*What is being asked:* The listing below should be printed exactly, every line of it. Skip the pictures.

───── Supplied material ─────

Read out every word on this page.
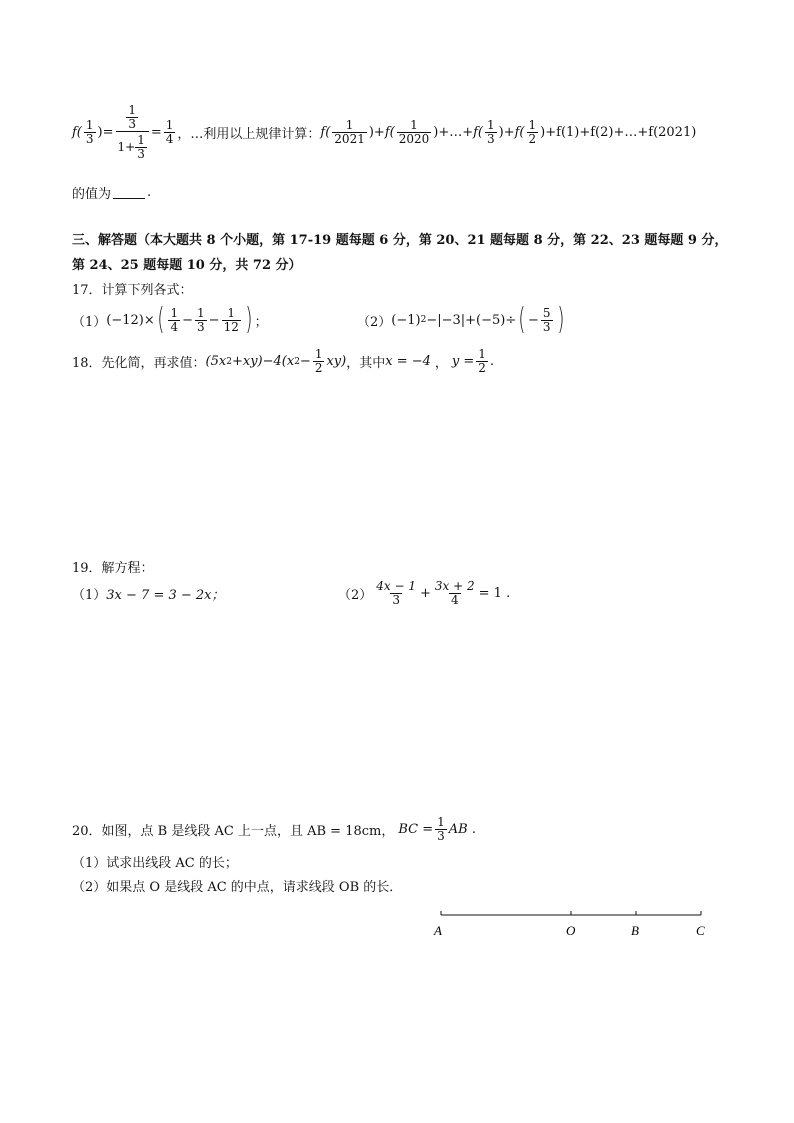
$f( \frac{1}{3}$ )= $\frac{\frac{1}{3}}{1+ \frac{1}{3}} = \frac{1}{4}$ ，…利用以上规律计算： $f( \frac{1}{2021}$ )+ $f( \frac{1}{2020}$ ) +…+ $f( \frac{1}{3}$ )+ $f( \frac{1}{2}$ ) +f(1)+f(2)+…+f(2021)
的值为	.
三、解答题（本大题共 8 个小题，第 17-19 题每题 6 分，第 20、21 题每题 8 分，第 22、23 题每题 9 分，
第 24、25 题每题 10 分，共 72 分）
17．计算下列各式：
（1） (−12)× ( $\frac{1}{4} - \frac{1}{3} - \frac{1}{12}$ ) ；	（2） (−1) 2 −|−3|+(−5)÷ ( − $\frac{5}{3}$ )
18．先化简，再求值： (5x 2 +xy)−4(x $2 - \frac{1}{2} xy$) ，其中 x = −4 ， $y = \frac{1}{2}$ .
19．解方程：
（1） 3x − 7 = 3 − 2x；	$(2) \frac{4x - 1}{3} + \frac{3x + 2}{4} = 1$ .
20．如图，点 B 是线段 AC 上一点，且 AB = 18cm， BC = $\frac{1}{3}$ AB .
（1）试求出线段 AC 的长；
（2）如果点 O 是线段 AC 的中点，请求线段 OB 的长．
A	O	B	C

─────

*The reply:*
Read out every word on this page.
$f( \frac{1}{3}$ )= $\frac{\frac{1}{3}}{1+ \frac{1}{3}} = \frac{1}{4}$ ，…利用以上规律计算： $f( \frac{1}{2021}$ )+ $f( \frac{1}{2020}$ ) +…+ $f( \frac{1}{3}$ )+ $f( \frac{1}{2}$ ) +f(1)+f(2)+…+f(2021)
的值为	.
三、解答题（本大题共 8 个小题，第 17-19 题每题 6 分，第 20、21 题每题 8 分，第 22、23 题每题 9 分，
第 24、25 题每题 10 分，共 72 分）
17．计算下列各式：
（1） (−12)× ( $\frac{1}{4} - \frac{1}{3} - \frac{1}{12}$ ) ；	（2） (−1) 2 −|−3|+(−5)÷ ( − $\frac{5}{3}$ )
18．先化简，再求值： (5x 2 +xy)−4(x $2 - \frac{1}{2} xy$) ，其中 x = −4 ， $y = \frac{1}{2}$ .
19．解方程：
（1） 3x − 7 = 3 − 2x；	$(2) \frac{4x - 1}{3} + \frac{3x + 2}{4} = 1$ .
20．如图，点 B 是线段 AC 上一点，且 AB = 18cm， BC = $\frac{1}{3}$ AB .
（1）试求出线段 AC 的长；
（2）如果点 O 是线段 AC 的中点，请求线段 OB 的长．
A	O	B	C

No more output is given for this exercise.